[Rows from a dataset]
>> BEGIN

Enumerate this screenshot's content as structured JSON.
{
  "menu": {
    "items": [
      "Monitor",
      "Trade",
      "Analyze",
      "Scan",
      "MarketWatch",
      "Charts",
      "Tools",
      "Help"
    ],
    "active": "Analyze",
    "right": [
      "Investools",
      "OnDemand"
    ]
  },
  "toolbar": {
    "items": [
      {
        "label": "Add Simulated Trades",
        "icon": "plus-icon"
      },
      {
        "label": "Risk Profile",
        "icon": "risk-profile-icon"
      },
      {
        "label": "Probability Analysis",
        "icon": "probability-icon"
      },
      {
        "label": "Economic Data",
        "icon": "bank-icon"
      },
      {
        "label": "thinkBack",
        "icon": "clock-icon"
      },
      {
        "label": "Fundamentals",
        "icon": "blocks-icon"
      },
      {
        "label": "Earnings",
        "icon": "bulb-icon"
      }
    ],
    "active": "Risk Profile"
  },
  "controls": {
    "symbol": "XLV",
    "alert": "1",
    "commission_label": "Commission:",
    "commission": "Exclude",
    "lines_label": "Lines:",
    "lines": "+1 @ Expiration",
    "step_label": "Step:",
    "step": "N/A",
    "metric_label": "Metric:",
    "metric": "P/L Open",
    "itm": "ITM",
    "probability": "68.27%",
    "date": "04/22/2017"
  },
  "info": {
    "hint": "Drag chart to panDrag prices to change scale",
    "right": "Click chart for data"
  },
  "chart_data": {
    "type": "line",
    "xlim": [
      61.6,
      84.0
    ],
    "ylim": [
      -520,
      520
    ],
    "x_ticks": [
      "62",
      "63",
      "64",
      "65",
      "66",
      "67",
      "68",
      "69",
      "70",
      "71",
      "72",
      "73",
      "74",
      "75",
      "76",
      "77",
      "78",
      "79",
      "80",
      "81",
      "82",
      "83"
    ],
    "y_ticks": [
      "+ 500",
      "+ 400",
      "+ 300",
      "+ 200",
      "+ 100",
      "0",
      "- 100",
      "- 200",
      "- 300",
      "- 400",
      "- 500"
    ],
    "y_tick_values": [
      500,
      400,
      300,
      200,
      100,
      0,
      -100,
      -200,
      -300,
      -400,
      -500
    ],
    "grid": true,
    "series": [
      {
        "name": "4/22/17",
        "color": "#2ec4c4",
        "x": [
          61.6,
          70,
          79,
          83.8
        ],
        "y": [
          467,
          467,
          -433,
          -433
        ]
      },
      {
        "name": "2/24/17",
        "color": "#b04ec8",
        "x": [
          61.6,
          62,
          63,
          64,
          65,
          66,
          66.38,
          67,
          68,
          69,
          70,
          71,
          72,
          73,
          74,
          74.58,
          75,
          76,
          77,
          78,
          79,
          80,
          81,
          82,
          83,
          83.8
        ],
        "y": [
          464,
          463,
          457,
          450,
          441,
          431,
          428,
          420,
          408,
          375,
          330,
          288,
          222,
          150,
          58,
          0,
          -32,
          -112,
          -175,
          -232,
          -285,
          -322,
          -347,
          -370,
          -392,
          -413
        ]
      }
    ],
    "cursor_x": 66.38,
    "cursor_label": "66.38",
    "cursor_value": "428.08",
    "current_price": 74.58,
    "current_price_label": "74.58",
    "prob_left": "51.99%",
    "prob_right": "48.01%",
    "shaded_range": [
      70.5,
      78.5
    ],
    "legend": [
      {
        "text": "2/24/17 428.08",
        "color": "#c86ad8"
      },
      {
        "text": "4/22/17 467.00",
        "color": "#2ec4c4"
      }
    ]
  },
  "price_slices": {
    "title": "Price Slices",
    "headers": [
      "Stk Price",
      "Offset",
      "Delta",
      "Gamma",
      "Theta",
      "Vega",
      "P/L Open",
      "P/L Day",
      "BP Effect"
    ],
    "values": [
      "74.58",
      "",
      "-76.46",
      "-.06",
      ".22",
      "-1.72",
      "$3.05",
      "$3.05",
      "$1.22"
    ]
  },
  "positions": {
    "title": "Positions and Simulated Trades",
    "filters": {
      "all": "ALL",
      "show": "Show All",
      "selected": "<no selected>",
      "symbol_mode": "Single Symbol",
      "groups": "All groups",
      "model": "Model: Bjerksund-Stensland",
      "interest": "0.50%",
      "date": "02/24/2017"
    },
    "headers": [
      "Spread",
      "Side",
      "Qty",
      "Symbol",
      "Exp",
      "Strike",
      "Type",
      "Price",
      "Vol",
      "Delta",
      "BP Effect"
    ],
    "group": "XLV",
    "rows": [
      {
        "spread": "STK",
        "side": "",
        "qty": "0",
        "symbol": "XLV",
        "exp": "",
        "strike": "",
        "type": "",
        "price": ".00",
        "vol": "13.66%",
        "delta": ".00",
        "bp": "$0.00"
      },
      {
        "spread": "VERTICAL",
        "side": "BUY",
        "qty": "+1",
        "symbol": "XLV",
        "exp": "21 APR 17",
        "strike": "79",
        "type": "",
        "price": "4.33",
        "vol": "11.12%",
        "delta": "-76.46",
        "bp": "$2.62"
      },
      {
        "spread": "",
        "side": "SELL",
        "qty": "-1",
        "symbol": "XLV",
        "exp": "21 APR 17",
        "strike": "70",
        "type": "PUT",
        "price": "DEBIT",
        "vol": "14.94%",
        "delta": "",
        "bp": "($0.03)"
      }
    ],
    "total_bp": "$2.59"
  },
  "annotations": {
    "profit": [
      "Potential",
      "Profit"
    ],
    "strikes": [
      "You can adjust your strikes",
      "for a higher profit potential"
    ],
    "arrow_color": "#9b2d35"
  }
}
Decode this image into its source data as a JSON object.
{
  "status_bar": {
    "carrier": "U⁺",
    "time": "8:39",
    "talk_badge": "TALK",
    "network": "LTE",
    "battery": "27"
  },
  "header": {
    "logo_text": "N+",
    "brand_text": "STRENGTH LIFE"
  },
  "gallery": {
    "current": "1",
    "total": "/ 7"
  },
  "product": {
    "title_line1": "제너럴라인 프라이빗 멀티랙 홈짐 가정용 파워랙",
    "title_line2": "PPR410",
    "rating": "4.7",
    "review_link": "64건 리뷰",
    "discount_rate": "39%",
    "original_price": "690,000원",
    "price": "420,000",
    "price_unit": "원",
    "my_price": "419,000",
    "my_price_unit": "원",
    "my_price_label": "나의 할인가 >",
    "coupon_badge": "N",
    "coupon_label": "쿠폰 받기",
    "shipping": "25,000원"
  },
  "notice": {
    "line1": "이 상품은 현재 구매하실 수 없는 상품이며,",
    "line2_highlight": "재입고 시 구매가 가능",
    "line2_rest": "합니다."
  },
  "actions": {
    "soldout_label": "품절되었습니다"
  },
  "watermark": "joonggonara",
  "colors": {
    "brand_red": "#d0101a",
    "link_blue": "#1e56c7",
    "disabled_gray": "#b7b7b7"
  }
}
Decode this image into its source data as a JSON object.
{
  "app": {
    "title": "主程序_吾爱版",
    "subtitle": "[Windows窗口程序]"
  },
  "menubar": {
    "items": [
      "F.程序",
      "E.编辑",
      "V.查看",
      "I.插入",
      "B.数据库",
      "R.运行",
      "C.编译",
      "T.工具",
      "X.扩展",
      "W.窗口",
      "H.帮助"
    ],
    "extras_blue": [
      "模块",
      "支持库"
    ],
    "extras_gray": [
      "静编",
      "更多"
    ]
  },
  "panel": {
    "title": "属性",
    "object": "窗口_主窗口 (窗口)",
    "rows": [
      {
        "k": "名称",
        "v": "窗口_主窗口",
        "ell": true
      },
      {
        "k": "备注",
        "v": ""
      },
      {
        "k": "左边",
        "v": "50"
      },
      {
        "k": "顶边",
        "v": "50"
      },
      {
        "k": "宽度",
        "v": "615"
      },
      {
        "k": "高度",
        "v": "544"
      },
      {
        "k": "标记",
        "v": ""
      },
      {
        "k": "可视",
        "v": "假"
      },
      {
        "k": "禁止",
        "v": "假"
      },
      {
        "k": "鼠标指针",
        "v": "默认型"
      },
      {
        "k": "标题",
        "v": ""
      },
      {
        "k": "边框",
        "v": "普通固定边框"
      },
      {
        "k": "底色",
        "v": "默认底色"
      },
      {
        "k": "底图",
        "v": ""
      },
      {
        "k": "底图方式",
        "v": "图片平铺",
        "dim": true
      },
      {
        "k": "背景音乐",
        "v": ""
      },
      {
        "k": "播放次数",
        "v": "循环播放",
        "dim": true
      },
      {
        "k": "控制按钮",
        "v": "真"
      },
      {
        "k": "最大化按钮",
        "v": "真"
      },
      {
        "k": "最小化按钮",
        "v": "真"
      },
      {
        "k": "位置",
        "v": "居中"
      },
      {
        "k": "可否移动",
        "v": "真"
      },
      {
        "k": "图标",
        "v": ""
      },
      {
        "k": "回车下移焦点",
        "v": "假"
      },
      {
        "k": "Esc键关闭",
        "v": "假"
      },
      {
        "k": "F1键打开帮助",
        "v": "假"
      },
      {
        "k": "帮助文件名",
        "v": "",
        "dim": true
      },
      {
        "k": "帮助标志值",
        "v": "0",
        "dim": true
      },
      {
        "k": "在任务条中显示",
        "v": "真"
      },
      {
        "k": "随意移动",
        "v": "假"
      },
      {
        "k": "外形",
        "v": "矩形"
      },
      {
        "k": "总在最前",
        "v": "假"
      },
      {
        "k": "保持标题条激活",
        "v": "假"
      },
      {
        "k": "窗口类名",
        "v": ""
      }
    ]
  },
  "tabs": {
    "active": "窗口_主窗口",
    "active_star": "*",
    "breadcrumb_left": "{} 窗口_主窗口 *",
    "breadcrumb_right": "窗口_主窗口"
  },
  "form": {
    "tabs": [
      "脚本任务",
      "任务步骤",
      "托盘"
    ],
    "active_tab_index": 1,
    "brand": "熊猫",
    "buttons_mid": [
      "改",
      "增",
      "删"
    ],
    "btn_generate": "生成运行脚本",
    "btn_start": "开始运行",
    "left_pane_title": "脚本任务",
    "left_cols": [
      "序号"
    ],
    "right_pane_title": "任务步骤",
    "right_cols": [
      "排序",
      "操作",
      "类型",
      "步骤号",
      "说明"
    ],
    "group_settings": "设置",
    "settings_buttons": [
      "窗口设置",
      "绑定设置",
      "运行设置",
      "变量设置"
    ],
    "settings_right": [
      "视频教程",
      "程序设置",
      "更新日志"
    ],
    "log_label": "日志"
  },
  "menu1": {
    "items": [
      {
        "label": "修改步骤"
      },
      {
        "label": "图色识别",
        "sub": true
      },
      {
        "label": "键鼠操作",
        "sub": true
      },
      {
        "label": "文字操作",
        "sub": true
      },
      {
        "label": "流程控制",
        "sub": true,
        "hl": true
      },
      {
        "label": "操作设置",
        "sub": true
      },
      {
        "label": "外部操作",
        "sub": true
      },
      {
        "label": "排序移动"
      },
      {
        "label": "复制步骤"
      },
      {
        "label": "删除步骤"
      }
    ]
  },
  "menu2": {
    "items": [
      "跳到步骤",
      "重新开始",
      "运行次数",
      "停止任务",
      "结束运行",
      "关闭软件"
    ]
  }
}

>> END

Problem to solve
From the listing, copy each line containing the word "icon".

Complete output
        "icon": "plus-icon"
        "icon": "risk-profile-icon"
        "icon": "probability-icon"
        "icon": "bank-icon"
        "icon": "clock-icon"
        "icon": "blocks-icon"
        "icon": "bulb-icon"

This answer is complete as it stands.